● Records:
____________
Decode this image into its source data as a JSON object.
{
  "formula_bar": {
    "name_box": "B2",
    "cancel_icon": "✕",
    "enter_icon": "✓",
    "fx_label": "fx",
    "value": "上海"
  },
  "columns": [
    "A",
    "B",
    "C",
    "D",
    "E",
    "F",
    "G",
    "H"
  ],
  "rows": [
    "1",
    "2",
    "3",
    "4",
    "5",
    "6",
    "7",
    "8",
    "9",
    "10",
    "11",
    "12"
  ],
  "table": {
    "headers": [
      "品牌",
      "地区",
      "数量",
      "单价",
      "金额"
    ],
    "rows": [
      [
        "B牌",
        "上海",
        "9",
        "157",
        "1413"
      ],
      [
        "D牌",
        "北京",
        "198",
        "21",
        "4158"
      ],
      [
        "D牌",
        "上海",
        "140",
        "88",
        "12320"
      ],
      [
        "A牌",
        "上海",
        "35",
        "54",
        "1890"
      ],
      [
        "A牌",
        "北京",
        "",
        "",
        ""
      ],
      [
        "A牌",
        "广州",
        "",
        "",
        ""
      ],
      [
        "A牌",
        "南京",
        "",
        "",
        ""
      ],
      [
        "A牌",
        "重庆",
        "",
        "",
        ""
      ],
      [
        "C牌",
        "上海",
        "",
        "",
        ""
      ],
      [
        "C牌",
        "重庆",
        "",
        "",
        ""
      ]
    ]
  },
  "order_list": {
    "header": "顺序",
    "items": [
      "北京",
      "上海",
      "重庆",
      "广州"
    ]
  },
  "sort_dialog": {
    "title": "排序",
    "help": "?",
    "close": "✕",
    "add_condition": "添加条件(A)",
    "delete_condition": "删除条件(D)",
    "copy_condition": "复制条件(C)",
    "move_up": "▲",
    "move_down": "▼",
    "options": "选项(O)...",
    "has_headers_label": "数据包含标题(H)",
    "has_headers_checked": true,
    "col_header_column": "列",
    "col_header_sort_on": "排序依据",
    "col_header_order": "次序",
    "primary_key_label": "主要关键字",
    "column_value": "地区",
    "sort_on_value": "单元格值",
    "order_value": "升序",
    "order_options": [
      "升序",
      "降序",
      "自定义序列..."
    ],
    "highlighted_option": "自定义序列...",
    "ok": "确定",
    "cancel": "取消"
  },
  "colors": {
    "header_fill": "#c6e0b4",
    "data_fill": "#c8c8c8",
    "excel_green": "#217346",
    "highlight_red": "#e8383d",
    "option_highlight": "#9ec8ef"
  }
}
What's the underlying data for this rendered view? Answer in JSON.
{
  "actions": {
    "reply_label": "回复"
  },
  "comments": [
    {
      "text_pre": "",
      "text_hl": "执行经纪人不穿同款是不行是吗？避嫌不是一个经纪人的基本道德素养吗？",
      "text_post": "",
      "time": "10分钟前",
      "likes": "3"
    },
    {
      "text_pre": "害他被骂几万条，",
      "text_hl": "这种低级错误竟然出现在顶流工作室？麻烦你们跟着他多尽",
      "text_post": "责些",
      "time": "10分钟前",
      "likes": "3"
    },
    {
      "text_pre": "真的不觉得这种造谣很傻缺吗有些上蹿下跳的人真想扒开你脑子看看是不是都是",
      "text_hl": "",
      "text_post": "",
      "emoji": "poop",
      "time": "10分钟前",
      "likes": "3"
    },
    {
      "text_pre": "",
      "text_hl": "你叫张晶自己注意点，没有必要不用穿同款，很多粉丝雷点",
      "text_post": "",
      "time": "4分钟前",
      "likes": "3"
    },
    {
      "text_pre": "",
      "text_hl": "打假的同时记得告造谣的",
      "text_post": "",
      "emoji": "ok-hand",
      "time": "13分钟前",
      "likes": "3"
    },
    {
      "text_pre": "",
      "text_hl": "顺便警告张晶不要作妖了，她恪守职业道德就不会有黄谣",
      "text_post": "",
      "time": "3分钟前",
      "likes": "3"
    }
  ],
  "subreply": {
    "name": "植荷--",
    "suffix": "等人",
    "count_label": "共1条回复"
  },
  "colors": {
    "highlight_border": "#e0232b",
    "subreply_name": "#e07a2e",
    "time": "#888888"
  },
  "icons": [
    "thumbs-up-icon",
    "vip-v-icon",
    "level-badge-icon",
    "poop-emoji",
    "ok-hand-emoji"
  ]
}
____________
● Goal: Hand back the material above in full, exactly as written.

● Task solution:
Decode this image into its source data as a JSON object.
{
  "formula_bar": {
    "name_box": "B2",
    "cancel_icon": "✕",
    "enter_icon": "✓",
    "fx_label": "fx",
    "value": "上海"
  },
  "columns": [
    "A",
    "B",
    "C",
    "D",
    "E",
    "F",
    "G",
    "H"
  ],
  "rows": [
    "1",
    "2",
    "3",
    "4",
    "5",
    "6",
    "7",
    "8",
    "9",
    "10",
    "11",
    "12"
  ],
  "table": {
    "headers": [
      "品牌",
      "地区",
      "数量",
      "单价",
      "金额"
    ],
    "rows": [
      [
        "B牌",
        "上海",
        "9",
        "157",
        "1413"
      ],
      [
        "D牌",
        "北京",
        "198",
        "21",
        "4158"
      ],
      [
        "D牌",
        "上海",
        "140",
        "88",
        "12320"
      ],
      [
        "A牌",
        "上海",
        "35",
        "54",
        "1890"
      ],
      [
        "A牌",
        "北京",
        "",
        "",
        ""
      ],
      [
        "A牌",
        "广州",
        "",
        "",
        ""
      ],
      [
        "A牌",
        "南京",
        "",
        "",
        ""
      ],
      [
        "A牌",
        "重庆",
        "",
        "",
        ""
      ],
      [
        "C牌",
        "上海",
        "",
        "",
        ""
      ],
      [
        "C牌",
        "重庆",
        "",
        "",
        ""
      ]
    ]
  },
  "order_list": {
    "header": "顺序",
    "items": [
      "北京",
      "上海",
      "重庆",
      "广州"
    ]
  },
  "sort_dialog": {
    "title": "排序",
    "help": "?",
    "close": "✕",
    "add_condition": "添加条件(A)",
    "delete_condition": "删除条件(D)",
    "copy_condition": "复制条件(C)",
    "move_up": "▲",
    "move_down": "▼",
    "options": "选项(O)...",
    "has_headers_label": "数据包含标题(H)",
    "has_headers_checked": true,
    "col_header_column": "列",
    "col_header_sort_on": "排序依据",
    "col_header_order": "次序",
    "primary_key_label": "主要关键字",
    "column_value": "地区",
    "sort_on_value": "单元格值",
    "order_value": "升序",
    "order_options": [
      "升序",
      "降序",
      "自定义序列..."
    ],
    "highlighted_option": "自定义序列...",
    "ok": "确定",
    "cancel": "取消"
  },
  "colors": {
    "header_fill": "#c6e0b4",
    "data_fill": "#c8c8c8",
    "excel_green": "#217346",
    "highlight_red": "#e8383d",
    "option_highlight": "#9ec8ef"
  }
}
What's the underlying data for this rendered view? Answer in JSON.
{
  "actions": {
    "reply_label": "回复"
  },
  "comments": [
    {
      "text_pre": "",
      "text_hl": "执行经纪人不穿同款是不行是吗？避嫌不是一个经纪人的基本道德素养吗？",
      "text_post": "",
      "time": "10分钟前",
      "likes": "3"
    },
    {
      "text_pre": "害他被骂几万条，",
      "text_hl": "这种低级错误竟然出现在顶流工作室？麻烦你们跟着他多尽",
      "text_post": "责些",
      "time": "10分钟前",
      "likes": "3"
    },
    {
      "text_pre": "真的不觉得这种造谣很傻缺吗有些上蹿下跳的人真想扒开你脑子看看是不是都是",
      "text_hl": "",
      "text_post": "",
      "emoji": "poop",
      "time": "10分钟前",
      "likes": "3"
    },
    {
      "text_pre": "",
      "text_hl": "你叫张晶自己注意点，没有必要不用穿同款，很多粉丝雷点",
      "text_post": "",
      "time": "4分钟前",
      "likes": "3"
    },
    {
      "text_pre": "",
      "text_hl": "打假的同时记得告造谣的",
      "text_post": "",
      "emoji": "ok-hand",
      "time": "13分钟前",
      "likes": "3"
    },
    {
      "text_pre": "",
      "text_hl": "顺便警告张晶不要作妖了，她恪守职业道德就不会有黄谣",
      "text_post": "",
      "time": "3分钟前",
      "likes": "3"
    }
  ],
  "subreply": {
    "name": "植荷--",
    "suffix": "等人",
    "count_label": "共1条回复"
  },
  "colors": {
    "highlight_border": "#e0232b",
    "subreply_name": "#e07a2e",
    "time": "#888888"
  },
  "icons": [
    "thumbs-up-icon",
    "vip-v-icon",
    "level-badge-icon",
    "poop-emoji",
    "ok-hand-emoji"
  ]
}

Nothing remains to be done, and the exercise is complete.